_DATA ENTRIES_:
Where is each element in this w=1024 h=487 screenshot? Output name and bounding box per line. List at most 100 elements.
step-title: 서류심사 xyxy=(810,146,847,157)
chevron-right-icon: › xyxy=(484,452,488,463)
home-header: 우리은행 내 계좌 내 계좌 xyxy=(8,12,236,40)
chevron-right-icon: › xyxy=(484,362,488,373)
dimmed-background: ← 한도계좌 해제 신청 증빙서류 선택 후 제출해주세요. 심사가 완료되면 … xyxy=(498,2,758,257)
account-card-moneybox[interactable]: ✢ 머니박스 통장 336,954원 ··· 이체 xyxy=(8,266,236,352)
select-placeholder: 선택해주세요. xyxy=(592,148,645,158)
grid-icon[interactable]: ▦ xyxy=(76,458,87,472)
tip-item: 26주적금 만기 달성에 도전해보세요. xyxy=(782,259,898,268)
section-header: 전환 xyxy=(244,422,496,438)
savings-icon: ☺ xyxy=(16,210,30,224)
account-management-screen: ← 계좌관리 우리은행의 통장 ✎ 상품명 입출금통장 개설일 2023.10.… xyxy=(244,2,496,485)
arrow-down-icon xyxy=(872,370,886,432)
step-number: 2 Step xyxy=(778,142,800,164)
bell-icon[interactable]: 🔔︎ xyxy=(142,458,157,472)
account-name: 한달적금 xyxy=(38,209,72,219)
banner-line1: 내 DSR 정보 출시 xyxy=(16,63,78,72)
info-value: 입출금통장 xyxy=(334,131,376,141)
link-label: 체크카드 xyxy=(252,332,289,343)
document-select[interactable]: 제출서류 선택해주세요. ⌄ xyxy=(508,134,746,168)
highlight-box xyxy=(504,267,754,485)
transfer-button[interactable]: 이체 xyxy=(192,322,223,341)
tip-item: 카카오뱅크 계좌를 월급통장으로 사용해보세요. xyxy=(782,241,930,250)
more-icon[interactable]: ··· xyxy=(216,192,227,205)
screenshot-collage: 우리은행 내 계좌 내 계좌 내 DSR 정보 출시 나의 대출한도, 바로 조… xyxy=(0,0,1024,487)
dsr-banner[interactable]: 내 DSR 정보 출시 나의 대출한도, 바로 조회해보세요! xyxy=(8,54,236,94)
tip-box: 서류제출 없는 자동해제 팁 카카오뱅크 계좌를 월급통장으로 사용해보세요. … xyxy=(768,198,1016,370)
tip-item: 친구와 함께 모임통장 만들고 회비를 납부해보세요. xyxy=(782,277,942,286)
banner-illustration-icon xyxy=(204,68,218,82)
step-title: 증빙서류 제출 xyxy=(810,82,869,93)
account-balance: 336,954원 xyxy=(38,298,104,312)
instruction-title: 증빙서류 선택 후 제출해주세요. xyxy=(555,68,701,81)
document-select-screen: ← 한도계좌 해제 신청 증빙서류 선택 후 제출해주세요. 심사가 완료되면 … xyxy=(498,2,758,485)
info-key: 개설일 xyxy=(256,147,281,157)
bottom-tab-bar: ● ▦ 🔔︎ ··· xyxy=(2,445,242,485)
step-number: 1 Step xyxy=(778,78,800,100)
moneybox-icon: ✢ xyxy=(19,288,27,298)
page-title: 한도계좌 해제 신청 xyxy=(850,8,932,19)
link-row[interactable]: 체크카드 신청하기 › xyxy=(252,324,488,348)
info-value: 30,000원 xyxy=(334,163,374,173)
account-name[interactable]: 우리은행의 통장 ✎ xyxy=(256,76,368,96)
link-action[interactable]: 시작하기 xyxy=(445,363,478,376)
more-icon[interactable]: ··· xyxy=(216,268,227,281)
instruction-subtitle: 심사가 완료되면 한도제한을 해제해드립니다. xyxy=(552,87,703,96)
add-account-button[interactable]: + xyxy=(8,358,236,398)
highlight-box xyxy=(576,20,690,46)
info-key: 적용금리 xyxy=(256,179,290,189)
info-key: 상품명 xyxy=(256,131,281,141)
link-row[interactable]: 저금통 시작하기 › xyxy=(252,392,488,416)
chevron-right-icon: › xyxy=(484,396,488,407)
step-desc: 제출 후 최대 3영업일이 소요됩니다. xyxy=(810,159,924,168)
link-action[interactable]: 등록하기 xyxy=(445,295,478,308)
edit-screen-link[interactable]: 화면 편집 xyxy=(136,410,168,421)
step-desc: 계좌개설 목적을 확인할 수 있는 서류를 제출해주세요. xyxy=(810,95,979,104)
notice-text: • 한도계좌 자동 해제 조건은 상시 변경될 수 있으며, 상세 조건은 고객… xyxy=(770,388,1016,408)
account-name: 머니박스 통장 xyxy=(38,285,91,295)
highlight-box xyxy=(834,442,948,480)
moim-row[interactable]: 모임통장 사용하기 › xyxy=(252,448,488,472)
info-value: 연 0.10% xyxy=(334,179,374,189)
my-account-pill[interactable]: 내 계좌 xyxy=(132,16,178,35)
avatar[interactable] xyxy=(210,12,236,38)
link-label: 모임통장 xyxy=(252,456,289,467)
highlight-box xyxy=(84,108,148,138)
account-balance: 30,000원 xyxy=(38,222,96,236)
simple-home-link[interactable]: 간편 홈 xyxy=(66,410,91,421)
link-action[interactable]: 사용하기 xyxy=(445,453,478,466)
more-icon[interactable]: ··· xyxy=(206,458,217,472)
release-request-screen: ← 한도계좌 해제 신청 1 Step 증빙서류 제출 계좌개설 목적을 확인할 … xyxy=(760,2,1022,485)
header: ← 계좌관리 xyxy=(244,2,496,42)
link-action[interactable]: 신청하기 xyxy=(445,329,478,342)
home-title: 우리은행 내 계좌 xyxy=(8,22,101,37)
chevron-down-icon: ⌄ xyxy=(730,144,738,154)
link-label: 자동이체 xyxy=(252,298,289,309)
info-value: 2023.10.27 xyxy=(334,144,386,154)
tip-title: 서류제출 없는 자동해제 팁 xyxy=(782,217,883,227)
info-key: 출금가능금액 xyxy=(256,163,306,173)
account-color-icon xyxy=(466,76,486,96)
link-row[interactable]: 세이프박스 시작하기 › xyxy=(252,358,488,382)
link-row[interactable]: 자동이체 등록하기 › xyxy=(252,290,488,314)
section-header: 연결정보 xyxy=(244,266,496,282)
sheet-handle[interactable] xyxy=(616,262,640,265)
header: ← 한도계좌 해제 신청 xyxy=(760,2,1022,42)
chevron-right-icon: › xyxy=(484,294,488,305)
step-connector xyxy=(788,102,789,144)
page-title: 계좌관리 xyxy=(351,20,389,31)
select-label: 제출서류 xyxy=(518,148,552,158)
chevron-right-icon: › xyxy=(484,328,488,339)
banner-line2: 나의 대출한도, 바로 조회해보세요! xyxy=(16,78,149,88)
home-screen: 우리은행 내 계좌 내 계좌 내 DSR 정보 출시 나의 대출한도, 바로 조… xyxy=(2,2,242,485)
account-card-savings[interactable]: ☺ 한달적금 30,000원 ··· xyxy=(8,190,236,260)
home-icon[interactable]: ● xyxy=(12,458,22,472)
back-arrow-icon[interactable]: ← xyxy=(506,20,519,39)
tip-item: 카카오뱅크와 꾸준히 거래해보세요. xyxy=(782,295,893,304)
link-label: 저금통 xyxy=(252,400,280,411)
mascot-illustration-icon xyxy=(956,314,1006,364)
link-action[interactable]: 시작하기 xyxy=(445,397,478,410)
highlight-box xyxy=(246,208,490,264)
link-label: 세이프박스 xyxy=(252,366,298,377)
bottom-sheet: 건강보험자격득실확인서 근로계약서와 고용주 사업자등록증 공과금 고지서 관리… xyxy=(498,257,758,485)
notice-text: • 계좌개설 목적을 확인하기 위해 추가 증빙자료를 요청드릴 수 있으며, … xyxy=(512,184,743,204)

_DIRECTIONS_: Retype the listing above line for line, keeping every character, space, and symbol unchanged.

_TASK SOLUTION_:
Where is each element in this w=1024 h=487 screenshot? Output name and bounding box per line. List at most 100 elements.
step-title: 서류심사 xyxy=(810,146,847,157)
chevron-right-icon: › xyxy=(484,452,488,463)
home-header: 우리은행 내 계좌 내 계좌 xyxy=(8,12,236,40)
chevron-right-icon: › xyxy=(484,362,488,373)
dimmed-background: ← 한도계좌 해제 신청 증빙서류 선택 후 제출해주세요. 심사가 완료되면 … xyxy=(498,2,758,257)
account-card-moneybox[interactable]: ✢ 머니박스 통장 336,954원 ··· 이체 xyxy=(8,266,236,352)
select-placeholder: 선택해주세요. xyxy=(592,148,645,158)
grid-icon[interactable]: ▦ xyxy=(76,458,87,472)
tip-item: 26주적금 만기 달성에 도전해보세요. xyxy=(782,259,898,268)
section-header: 전환 xyxy=(244,422,496,438)
savings-icon: ☺ xyxy=(16,210,30,224)
account-management-screen: ← 계좌관리 우리은행의 통장 ✎ 상품명 입출금통장 개설일 2023.10.… xyxy=(244,2,496,485)
arrow-down-icon xyxy=(872,370,886,432)
step-number: 2 Step xyxy=(778,142,800,164)
bell-icon[interactable]: 🔔︎ xyxy=(142,458,157,472)
account-name: 한달적금 xyxy=(38,209,72,219)
banner-line1: 내 DSR 정보 출시 xyxy=(16,63,78,72)
info-value: 입출금통장 xyxy=(334,131,376,141)
link-label: 체크카드 xyxy=(252,332,289,343)
document-select[interactable]: 제출서류 선택해주세요. ⌄ xyxy=(508,134,746,168)
highlight-box xyxy=(504,267,754,485)
transfer-button[interactable]: 이체 xyxy=(192,322,223,341)
tip-item: 카카오뱅크 계좌를 월급통장으로 사용해보세요. xyxy=(782,241,930,250)
more-icon[interactable]: ··· xyxy=(216,192,227,205)
screenshot-collage: 우리은행 내 계좌 내 계좌 내 DSR 정보 출시 나의 대출한도, 바로 조… xyxy=(0,0,1024,487)
dsr-banner[interactable]: 내 DSR 정보 출시 나의 대출한도, 바로 조회해보세요! xyxy=(8,54,236,94)
tip-box: 서류제출 없는 자동해제 팁 카카오뱅크 계좌를 월급통장으로 사용해보세요. … xyxy=(768,198,1016,370)
tip-item: 친구와 함께 모임통장 만들고 회비를 납부해보세요. xyxy=(782,277,942,286)
banner-illustration-icon xyxy=(204,68,218,82)
step-title: 증빙서류 제출 xyxy=(810,82,869,93)
account-balance: 336,954원 xyxy=(38,298,104,312)
instruction-title: 증빙서류 선택 후 제출해주세요. xyxy=(555,68,701,81)
document-select-screen: ← 한도계좌 해제 신청 증빙서류 선택 후 제출해주세요. 심사가 완료되면 … xyxy=(498,2,758,485)
info-key: 개설일 xyxy=(256,147,281,157)
bottom-tab-bar: ● ▦ 🔔︎ ··· xyxy=(2,445,242,485)
step-number: 1 Step xyxy=(778,78,800,100)
moneybox-icon: ✢ xyxy=(19,288,27,298)
page-title: 한도계좌 해제 신청 xyxy=(850,8,932,19)
link-row[interactable]: 체크카드 신청하기 › xyxy=(252,324,488,348)
info-value: 30,000원 xyxy=(334,163,374,173)
account-name[interactable]: 우리은행의 통장 ✎ xyxy=(256,76,368,96)
link-action[interactable]: 시작하기 xyxy=(445,363,478,376)
more-icon[interactable]: ··· xyxy=(216,268,227,281)
instruction-subtitle: 심사가 완료되면 한도제한을 해제해드립니다. xyxy=(552,87,703,96)
add-account-button[interactable]: + xyxy=(8,358,236,398)
highlight-box xyxy=(576,20,690,46)
info-key: 적용금리 xyxy=(256,179,290,189)
info-key: 상품명 xyxy=(256,131,281,141)
link-row[interactable]: 저금통 시작하기 › xyxy=(252,392,488,416)
chevron-right-icon: › xyxy=(484,396,488,407)
step-desc: 제출 후 최대 3영업일이 소요됩니다. xyxy=(810,159,924,168)
link-action[interactable]: 등록하기 xyxy=(445,295,478,308)
edit-screen-link[interactable]: 화면 편집 xyxy=(136,410,168,421)
step-desc: 계좌개설 목적을 확인할 수 있는 서류를 제출해주세요. xyxy=(810,95,979,104)
notice-text: • 한도계좌 자동 해제 조건은 상시 변경될 수 있으며, 상세 조건은 고객… xyxy=(770,388,1016,408)
account-name: 머니박스 통장 xyxy=(38,285,91,295)
highlight-box xyxy=(834,442,948,480)
moim-row[interactable]: 모임통장 사용하기 › xyxy=(252,448,488,472)
info-value: 연 0.10% xyxy=(334,179,374,189)
my-account-pill[interactable]: 내 계좌 xyxy=(132,16,178,35)
avatar[interactable] xyxy=(210,12,236,38)
link-label: 모임통장 xyxy=(252,456,289,467)
highlight-box xyxy=(84,108,148,138)
account-balance: 30,000원 xyxy=(38,222,96,236)
simple-home-link[interactable]: 간편 홈 xyxy=(66,410,91,421)
link-action[interactable]: 사용하기 xyxy=(445,453,478,466)
more-icon[interactable]: ··· xyxy=(206,458,217,472)
release-request-screen: ← 한도계좌 해제 신청 1 Step 증빙서류 제출 계좌개설 목적을 확인할 … xyxy=(760,2,1022,485)
header: ← 계좌관리 xyxy=(244,2,496,42)
link-action[interactable]: 신청하기 xyxy=(445,329,478,342)
home-title: 우리은행 내 계좌 xyxy=(8,22,101,37)
chevron-down-icon: ⌄ xyxy=(730,144,738,154)
link-label: 자동이체 xyxy=(252,298,289,309)
info-value: 2023.10.27 xyxy=(334,144,386,154)
tip-title: 서류제출 없는 자동해제 팁 xyxy=(782,217,883,227)
info-key: 출금가능금액 xyxy=(256,163,306,173)
account-color-icon xyxy=(466,76,486,96)
link-row[interactable]: 세이프박스 시작하기 › xyxy=(252,358,488,382)
link-row[interactable]: 자동이체 등록하기 › xyxy=(252,290,488,314)
section-header: 연결정보 xyxy=(244,266,496,282)
sheet-handle[interactable] xyxy=(616,262,640,265)
header: ← 한도계좌 해제 신청 xyxy=(760,2,1022,42)
chevron-right-icon: › xyxy=(484,294,488,305)
step-connector xyxy=(788,102,789,144)
page-title: 계좌관리 xyxy=(351,20,389,31)
select-label: 제출서류 xyxy=(518,148,552,158)
chevron-right-icon: › xyxy=(484,328,488,339)
banner-line2: 나의 대출한도, 바로 조회해보세요! xyxy=(16,78,149,88)
home-screen: 우리은행 내 계좌 내 계좌 내 DSR 정보 출시 나의 대출한도, 바로 조… xyxy=(2,2,242,485)
account-card-savings[interactable]: ☺ 한달적금 30,000원 ··· xyxy=(8,190,236,260)
home-icon[interactable]: ● xyxy=(12,458,22,472)
back-arrow-icon[interactable]: ← xyxy=(506,20,519,39)
tip-item: 카카오뱅크와 꾸준히 거래해보세요. xyxy=(782,295,893,304)
link-label: 저금통 xyxy=(252,400,280,411)
mascot-illustration-icon xyxy=(956,314,1006,364)
link-action[interactable]: 시작하기 xyxy=(445,397,478,410)
highlight-box xyxy=(246,208,490,264)
link-label: 세이프박스 xyxy=(252,366,298,377)
bottom-sheet: 건강보험자격득실확인서 근로계약서와 고용주 사업자등록증 공과금 고지서 관리… xyxy=(498,257,758,485)
notice-text: • 계좌개설 목적을 확인하기 위해 추가 증빙자료를 요청드릴 수 있으며, … xyxy=(512,184,743,204)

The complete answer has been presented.